* YOUR TASK *
Where a line holds the string "Velocity", return that line.

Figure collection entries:
--- Start ---

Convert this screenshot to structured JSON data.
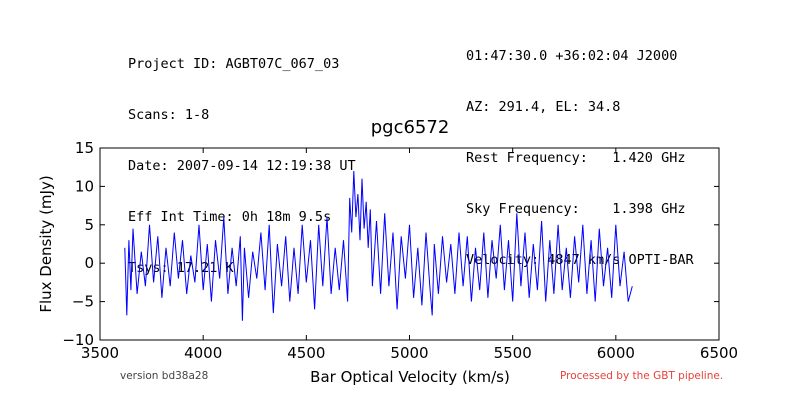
{
  "header": {
    "left_lines": [
      "Project ID: AGBT07C_067_03",
      "Scans: 1-8",
      "Date: 2007-09-14 12:19:38 UT",
      "Eff Int Time: 0h 18m 9.5s",
      "Tsys: 17.21 K"
    ],
    "right_lines": [
      "01:47:30.0 +36:02:04 J2000",
      "AZ: 291.4, EL: 34.8",
      "Rest Frequency:   1.420 GHz",
      "Sky Frequency:    1.398 GHz",
      "Velocity: 4847 km/s OPTI-BAR"
    ]
  },
  "footer": {
    "version": "version bd38a28",
    "pipeline": "Processed by the GBT pipeline."
  },
  "colors": {
    "line": "#0000ff",
    "axes": "#000000",
    "pipeline_text": "#e8413a"
  },
  "chart_data": {
    "type": "line",
    "title": "pgc6572",
    "xlabel": "Bar Optical Velocity (km/s)",
    "ylabel": "Flux Density (mJy)",
    "xlim": [
      3500,
      6500
    ],
    "ylim": [
      -10,
      15
    ],
    "xticks": [
      3500,
      4000,
      4500,
      5000,
      5500,
      6000,
      6500
    ],
    "yticks": [
      -10,
      -5,
      0,
      5,
      10,
      15
    ],
    "grid": false,
    "series": [
      {
        "x": [
          3620,
          3630,
          3640,
          3650,
          3660,
          3680,
          3700,
          3720,
          3740,
          3760,
          3780,
          3800,
          3820,
          3840,
          3860,
          3880,
          3900,
          3920,
          3940,
          3960,
          3980,
          4000,
          4020,
          4040,
          4060,
          4080,
          4100,
          4120,
          4140,
          4160,
          4180,
          4190,
          4200,
          4220,
          4240,
          4260,
          4280,
          4300,
          4320,
          4340,
          4360,
          4380,
          4400,
          4420,
          4440,
          4460,
          4480,
          4500,
          4520,
          4540,
          4560,
          4580,
          4600,
          4620,
          4640,
          4660,
          4680,
          4700,
          4710,
          4720,
          4730,
          4740,
          4750,
          4760,
          4770,
          4780,
          4790,
          4800,
          4810,
          4820,
          4840,
          4860,
          4880,
          4900,
          4920,
          4940,
          4960,
          4980,
          5000,
          5020,
          5040,
          5060,
          5080,
          5100,
          5110,
          5120,
          5140,
          5160,
          5180,
          5200,
          5220,
          5240,
          5260,
          5280,
          5300,
          5320,
          5340,
          5360,
          5380,
          5400,
          5420,
          5440,
          5460,
          5480,
          5500,
          5520,
          5540,
          5560,
          5580,
          5600,
          5620,
          5640,
          5660,
          5680,
          5700,
          5720,
          5740,
          5760,
          5780,
          5800,
          5820,
          5840,
          5860,
          5880,
          5900,
          5920,
          5940,
          5960,
          5980,
          6000,
          6020,
          6040,
          6060,
          6080
        ],
        "y": [
          2.0,
          -6.8,
          3.0,
          -3.5,
          4.5,
          -4.0,
          1.5,
          -3.0,
          5.0,
          -2.5,
          3.5,
          -4.5,
          2.0,
          -3.0,
          4.0,
          -2.0,
          3.0,
          -4.0,
          1.0,
          -2.5,
          5.0,
          -3.5,
          2.5,
          -5.0,
          3.0,
          -2.0,
          6.0,
          -4.0,
          2.0,
          -3.0,
          3.5,
          -7.5,
          2.0,
          -4.5,
          1.5,
          -2.0,
          4.0,
          -3.5,
          5.0,
          -6.5,
          2.5,
          -3.0,
          3.5,
          -5.0,
          2.0,
          -4.0,
          5.0,
          -2.5,
          3.0,
          -6.0,
          5.0,
          -3.0,
          6.0,
          -4.0,
          2.0,
          -3.5,
          3.0,
          -5.0,
          8.5,
          4.0,
          12.0,
          6.0,
          9.0,
          3.0,
          11.0,
          4.5,
          8.0,
          2.0,
          7.0,
          -3.0,
          5.5,
          -4.0,
          6.5,
          -3.0,
          4.0,
          -6.0,
          3.5,
          -2.0,
          5.0,
          -4.5,
          2.0,
          -5.5,
          4.0,
          -3.5,
          -6.8,
          2.5,
          -4.0,
          3.5,
          -2.5,
          2.5,
          -4.0,
          4.0,
          -3.0,
          3.5,
          -5.0,
          2.0,
          -3.5,
          4.0,
          -4.5,
          3.0,
          -2.0,
          5.0,
          -3.5,
          3.0,
          -5.0,
          6.5,
          -3.0,
          4.0,
          -4.5,
          2.5,
          -3.5,
          5.5,
          -5.0,
          3.0,
          -4.0,
          5.0,
          -3.5,
          2.0,
          -4.5,
          3.5,
          -2.5,
          5.0,
          -4.0,
          3.0,
          -5.0,
          4.5,
          -3.0,
          2.0,
          -4.5,
          5.0,
          -3.0,
          1.5,
          -5.0,
          -3.0
        ]
      }
    ]
  }
}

--- End ---

* THE REPLY *
      "Velocity: 4847 km/s OPTI-BAR"
    "xlabel": "Bar Optical Velocity (km/s)",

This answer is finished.